- **What is asked**
Find each line containing the string "Function" and return it.

══ Stored records

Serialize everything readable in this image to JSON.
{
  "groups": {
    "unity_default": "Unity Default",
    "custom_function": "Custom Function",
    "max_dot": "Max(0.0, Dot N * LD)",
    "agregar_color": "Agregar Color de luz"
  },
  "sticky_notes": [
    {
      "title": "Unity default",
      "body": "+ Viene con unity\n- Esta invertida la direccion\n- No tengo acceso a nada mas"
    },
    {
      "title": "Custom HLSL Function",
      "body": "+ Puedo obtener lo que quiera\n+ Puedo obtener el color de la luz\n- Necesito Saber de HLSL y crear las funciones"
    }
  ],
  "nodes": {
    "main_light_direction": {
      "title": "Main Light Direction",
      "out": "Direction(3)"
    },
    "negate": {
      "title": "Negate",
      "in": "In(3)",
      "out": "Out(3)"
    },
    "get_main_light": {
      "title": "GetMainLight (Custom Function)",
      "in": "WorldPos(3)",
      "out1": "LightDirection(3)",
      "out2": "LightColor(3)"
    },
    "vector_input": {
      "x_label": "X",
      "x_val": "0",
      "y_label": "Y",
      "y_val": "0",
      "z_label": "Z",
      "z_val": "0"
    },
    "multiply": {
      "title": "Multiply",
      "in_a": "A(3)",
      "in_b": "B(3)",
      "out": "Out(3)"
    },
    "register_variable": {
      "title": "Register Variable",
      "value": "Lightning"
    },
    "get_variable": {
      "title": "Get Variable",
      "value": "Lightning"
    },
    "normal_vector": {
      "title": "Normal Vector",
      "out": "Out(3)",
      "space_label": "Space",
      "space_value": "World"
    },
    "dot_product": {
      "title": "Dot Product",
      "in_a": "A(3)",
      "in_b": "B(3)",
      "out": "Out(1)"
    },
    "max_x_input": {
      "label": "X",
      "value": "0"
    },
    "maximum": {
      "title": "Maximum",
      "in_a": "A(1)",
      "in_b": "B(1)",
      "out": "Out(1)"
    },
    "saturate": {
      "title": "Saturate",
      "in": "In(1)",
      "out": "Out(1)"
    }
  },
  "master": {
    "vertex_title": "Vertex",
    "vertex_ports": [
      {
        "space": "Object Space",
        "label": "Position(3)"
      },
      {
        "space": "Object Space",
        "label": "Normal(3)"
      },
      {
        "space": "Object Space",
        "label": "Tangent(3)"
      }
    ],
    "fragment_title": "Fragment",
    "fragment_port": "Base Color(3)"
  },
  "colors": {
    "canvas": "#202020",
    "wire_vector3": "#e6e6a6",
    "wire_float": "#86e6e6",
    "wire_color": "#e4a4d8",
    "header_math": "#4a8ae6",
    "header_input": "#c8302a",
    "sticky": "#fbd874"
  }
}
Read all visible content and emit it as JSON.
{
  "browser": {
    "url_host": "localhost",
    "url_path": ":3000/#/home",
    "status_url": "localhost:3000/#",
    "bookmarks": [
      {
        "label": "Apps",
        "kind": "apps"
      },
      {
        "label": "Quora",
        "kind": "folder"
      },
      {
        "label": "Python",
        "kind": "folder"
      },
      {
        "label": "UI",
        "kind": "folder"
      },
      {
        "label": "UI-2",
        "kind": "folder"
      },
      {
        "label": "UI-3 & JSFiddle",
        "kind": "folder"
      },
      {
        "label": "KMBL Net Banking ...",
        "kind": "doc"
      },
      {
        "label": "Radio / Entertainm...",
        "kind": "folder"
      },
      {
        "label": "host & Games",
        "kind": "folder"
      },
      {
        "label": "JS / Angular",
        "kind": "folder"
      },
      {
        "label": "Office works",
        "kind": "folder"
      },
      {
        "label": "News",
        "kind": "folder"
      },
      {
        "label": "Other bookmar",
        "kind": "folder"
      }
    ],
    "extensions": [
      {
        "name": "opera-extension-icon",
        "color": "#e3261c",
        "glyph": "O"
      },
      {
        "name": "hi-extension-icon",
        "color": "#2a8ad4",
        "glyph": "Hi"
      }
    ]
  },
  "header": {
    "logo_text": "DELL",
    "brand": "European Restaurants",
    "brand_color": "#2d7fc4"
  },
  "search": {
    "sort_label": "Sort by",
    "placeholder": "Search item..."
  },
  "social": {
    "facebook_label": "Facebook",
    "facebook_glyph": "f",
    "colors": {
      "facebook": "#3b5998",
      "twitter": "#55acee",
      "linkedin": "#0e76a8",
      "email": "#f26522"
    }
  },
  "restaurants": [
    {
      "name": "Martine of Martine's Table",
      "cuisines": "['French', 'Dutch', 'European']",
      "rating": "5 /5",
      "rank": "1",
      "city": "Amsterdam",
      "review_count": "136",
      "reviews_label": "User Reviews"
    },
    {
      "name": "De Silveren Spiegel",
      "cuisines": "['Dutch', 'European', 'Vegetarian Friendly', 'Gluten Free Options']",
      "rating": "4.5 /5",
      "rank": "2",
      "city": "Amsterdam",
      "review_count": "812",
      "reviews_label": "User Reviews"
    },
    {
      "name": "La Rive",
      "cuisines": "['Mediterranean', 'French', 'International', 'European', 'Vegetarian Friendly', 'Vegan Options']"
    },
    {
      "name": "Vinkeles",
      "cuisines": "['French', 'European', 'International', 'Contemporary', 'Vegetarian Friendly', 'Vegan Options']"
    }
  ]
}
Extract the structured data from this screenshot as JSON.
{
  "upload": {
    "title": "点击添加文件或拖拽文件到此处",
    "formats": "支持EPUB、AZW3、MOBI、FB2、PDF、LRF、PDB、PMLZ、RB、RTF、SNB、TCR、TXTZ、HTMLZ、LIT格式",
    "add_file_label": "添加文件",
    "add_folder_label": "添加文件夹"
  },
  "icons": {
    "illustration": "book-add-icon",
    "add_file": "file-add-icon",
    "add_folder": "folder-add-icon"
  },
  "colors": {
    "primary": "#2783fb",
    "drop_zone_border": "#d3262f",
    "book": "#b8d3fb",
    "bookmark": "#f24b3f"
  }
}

════

- **Exercise result**
    "custom_function": "Custom Function",
      "title": "Custom HLSL Function",
      "title": "GetMainLight (Custom Function)",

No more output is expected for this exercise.